[Rows from a dataset]

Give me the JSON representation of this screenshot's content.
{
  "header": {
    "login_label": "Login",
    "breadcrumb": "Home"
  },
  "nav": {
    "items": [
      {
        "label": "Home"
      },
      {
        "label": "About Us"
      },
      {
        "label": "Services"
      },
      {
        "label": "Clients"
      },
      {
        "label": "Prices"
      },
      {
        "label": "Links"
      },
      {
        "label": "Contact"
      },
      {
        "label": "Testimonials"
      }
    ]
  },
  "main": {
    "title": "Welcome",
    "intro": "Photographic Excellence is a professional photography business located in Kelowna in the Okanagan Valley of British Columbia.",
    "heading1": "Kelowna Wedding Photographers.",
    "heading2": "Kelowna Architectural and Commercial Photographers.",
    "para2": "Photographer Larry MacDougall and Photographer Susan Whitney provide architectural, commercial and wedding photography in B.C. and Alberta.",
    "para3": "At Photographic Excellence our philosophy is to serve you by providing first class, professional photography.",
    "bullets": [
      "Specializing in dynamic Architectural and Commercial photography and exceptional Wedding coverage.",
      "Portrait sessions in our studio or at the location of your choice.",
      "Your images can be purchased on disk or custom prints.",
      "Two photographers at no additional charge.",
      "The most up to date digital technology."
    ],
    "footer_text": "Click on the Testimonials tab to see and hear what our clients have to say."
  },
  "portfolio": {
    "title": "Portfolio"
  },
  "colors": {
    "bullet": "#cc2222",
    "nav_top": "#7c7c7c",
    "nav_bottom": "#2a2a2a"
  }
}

Do this: Show each line in the entries that holds the string "Photographic".

Correct output:
    "intro": "Photographic Excellence is a professional photography business located in Kelowna in the Okanagan Valley of British Columbia.",
    "para3": "At Photographic Excellence our philosophy is to serve you by providing first class, professional photography.",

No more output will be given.